** BEGIN **

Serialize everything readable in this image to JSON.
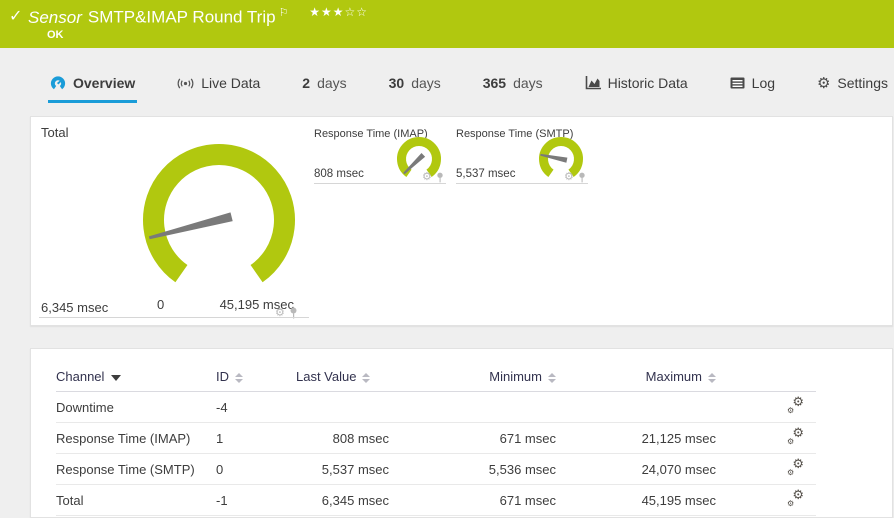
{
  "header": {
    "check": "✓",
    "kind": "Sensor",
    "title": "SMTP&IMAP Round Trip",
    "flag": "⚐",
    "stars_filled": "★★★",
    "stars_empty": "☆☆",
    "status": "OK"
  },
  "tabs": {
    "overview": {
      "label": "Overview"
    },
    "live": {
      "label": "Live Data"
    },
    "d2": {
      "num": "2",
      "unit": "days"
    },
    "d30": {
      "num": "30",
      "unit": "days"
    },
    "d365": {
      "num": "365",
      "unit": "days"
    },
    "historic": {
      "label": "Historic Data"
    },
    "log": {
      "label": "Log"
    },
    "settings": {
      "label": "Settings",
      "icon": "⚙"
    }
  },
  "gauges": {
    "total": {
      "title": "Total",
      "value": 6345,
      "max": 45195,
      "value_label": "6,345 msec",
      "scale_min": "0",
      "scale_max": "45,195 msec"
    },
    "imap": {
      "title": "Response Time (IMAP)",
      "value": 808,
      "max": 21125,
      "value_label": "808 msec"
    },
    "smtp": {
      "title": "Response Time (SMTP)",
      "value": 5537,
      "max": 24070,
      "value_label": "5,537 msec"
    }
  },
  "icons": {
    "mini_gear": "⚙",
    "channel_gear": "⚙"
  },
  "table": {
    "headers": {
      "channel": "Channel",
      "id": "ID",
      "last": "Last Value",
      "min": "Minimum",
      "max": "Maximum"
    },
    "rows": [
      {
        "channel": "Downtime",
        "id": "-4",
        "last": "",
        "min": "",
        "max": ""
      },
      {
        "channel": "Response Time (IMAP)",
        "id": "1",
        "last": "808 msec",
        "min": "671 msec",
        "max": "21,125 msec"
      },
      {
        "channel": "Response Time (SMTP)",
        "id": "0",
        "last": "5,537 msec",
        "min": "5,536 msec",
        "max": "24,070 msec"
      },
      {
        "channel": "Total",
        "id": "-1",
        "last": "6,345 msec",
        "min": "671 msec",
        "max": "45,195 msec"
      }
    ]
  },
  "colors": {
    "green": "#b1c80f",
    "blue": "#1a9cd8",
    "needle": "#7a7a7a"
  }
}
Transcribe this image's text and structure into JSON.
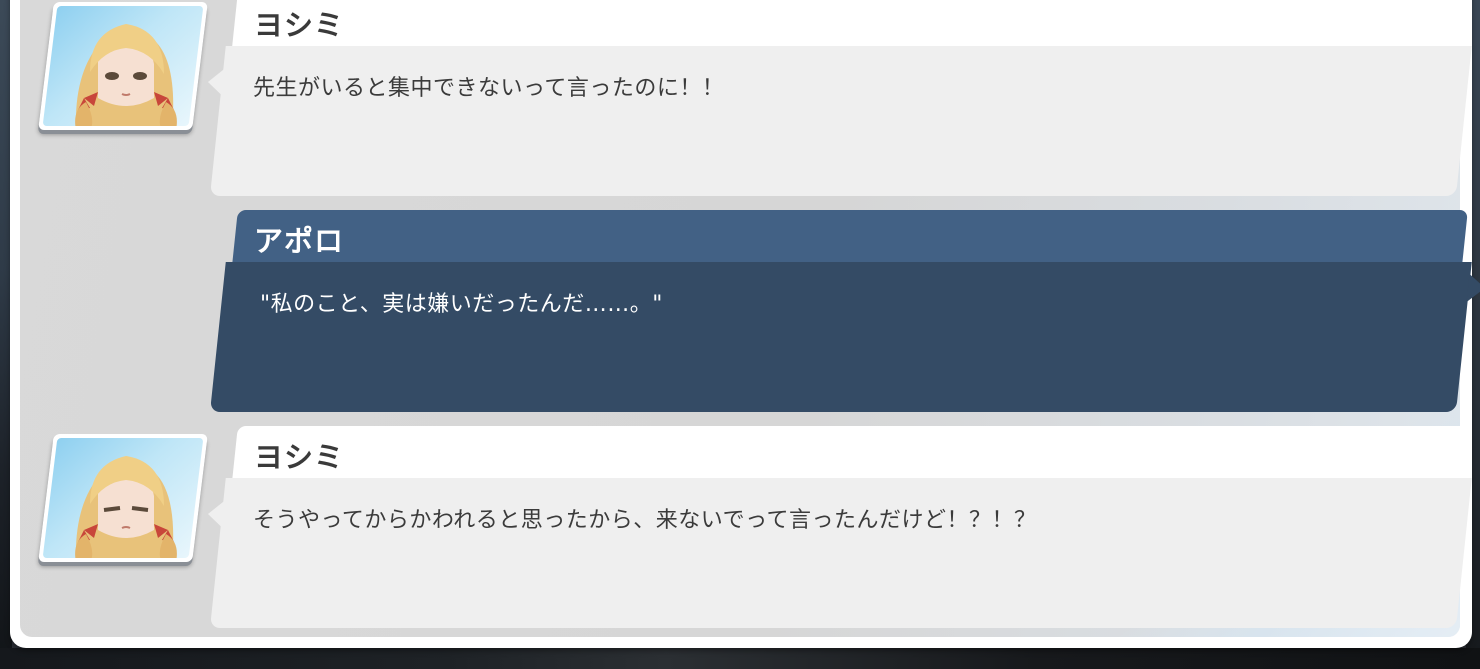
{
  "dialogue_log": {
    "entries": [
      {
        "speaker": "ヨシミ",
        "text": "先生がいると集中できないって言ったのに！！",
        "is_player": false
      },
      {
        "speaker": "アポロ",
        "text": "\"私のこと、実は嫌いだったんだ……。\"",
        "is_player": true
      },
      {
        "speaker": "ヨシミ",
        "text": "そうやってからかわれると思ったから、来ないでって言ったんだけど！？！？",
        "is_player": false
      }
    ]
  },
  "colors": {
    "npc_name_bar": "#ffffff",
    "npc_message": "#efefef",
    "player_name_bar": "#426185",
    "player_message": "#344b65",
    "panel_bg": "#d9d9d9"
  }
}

** END **

### Your instructions
Reproduce the material above exactly, but only from the line with "Transcribe this image's" through its last line, leaving pictures out.

### Exercise solution
Transcribe this image's text and structure into JSON.
{
  "dialogue_log": {
    "entries": [
      {
        "speaker": "ヨシミ",
        "text": "先生がいると集中できないって言ったのに！！",
        "is_player": false
      },
      {
        "speaker": "アポロ",
        "text": "\"私のこと、実は嫌いだったんだ……。\"",
        "is_player": true
      },
      {
        "speaker": "ヨシミ",
        "text": "そうやってからかわれると思ったから、来ないでって言ったんだけど！？！？",
        "is_player": false
      }
    ]
  },
  "colors": {
    "npc_name_bar": "#ffffff",
    "npc_message": "#efefef",
    "player_name_bar": "#426185",
    "player_message": "#344b65",
    "panel_bg": "#d9d9d9"
  }
}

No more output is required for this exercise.